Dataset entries
* Begin *

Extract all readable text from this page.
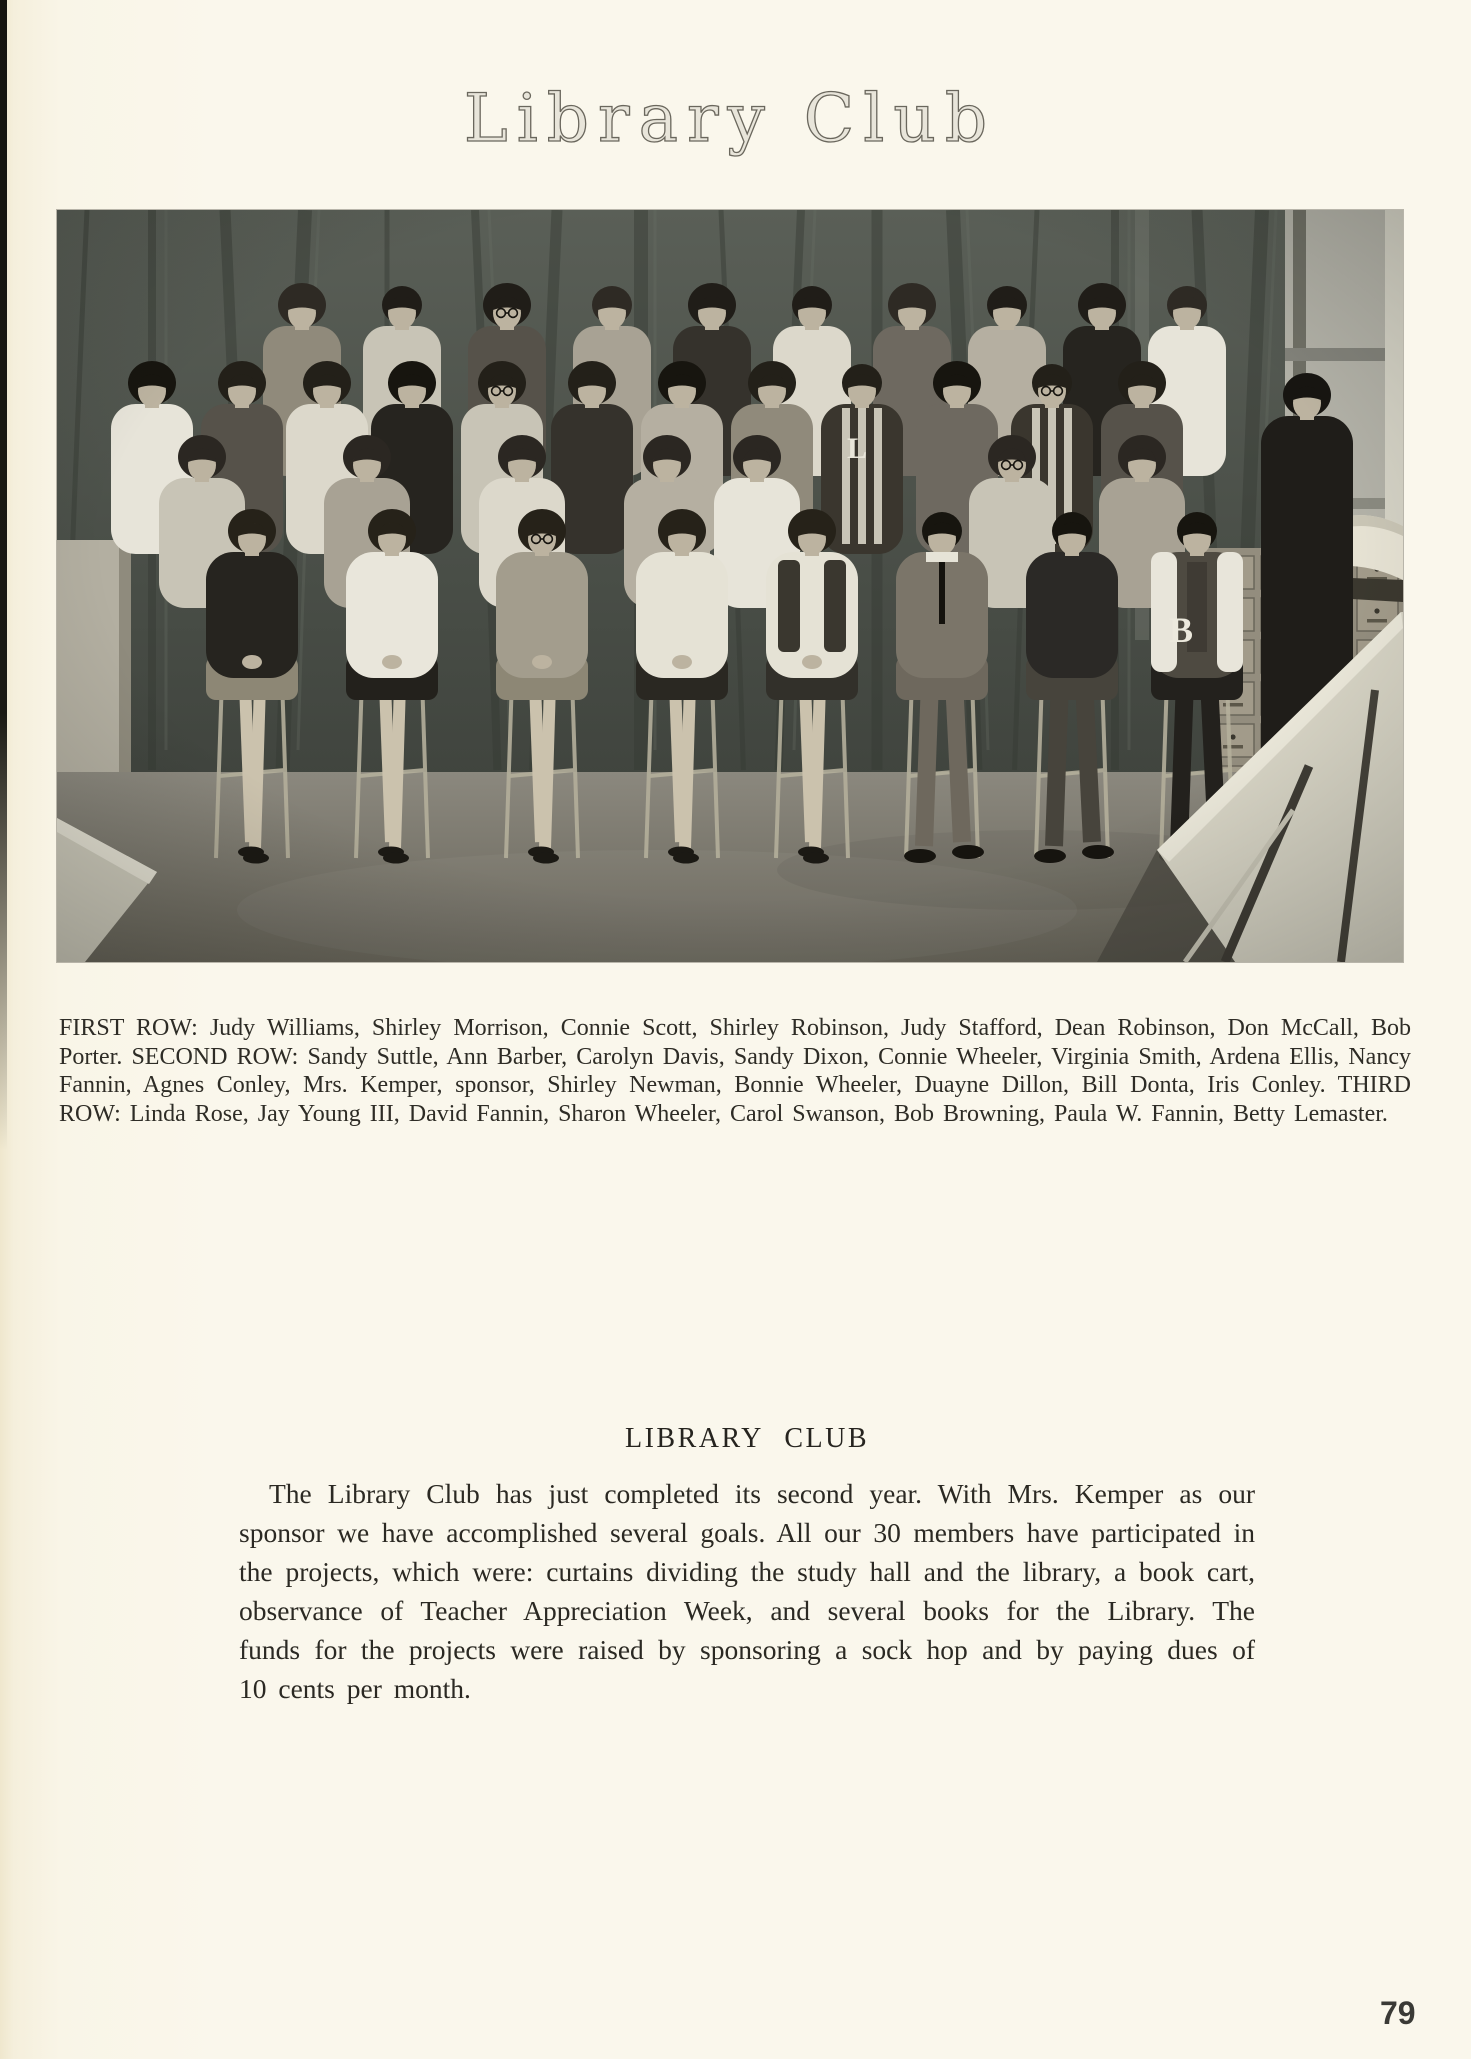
Library Club

FIRST ROW: Judy Williams, Shirley Morrison, Connie Scott, Shirley Robinson, Judy Stafford, Dean Robinson, Don McCall, Bob Porter. SECOND ROW: Sandy Suttle, Ann Barber, Carolyn Davis, Sandy Dixon, Connie Wheeler, Virginia Smith, Ardena Ellis, Nancy Fannin, Agnes Conley, Mrs. Kemper, sponsor, Shirley Newman, Bonnie Wheeler, Duayne Dillon, Bill Donta, Iris Conley. THIRD ROW: Linda Rose, Jay Young III, David Fannin, Sharon Wheeler, Carol Swanson, Bob Browning, Paula W. Fannin, Betty Lemaster.

LIBRARY CLUB

The Library Club has just completed its second year. With Mrs. Kemper as our sponsor we have accomplished several goals. All our 30 members have participated in the projects, which were: curtains dividing the study hall and the library, a book cart, observance of Teacher Appreciation Week, and several books for the Library. The funds for the projects were raised by sponsoring a sock hop and by paying dues of 10 cents per month.

79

* End *

# WHAT THE TASK ASKS
Set the listing down in full and exactly. Pictures within it should not appear in the copy.

# WRITTEN ANSWER
Extract all readable text from this page.
Library Club

FIRST ROW: Judy Williams, Shirley Morrison, Connie Scott, Shirley Robinson, Judy Stafford, Dean Robinson, Don McCall, Bob Porter. SECOND ROW: Sandy Suttle, Ann Barber, Carolyn Davis, Sandy Dixon, Connie Wheeler, Virginia Smith, Ardena Ellis, Nancy Fannin, Agnes Conley, Mrs. Kemper, sponsor, Shirley Newman, Bonnie Wheeler, Duayne Dillon, Bill Donta, Iris Conley. THIRD ROW: Linda Rose, Jay Young III, David Fannin, Sharon Wheeler, Carol Swanson, Bob Browning, Paula W. Fannin, Betty Lemaster.

LIBRARY CLUB

The Library Club has just completed its second year. With Mrs. Kemper as our sponsor we have accomplished several goals. All our 30 members have participated in the projects, which were: curtains dividing the study hall and the library, a book cart, observance of Teacher Appreciation Week, and several books for the Library. The funds for the projects were raised by sponsoring a sock hop and by paying dues of 10 cents per month.

79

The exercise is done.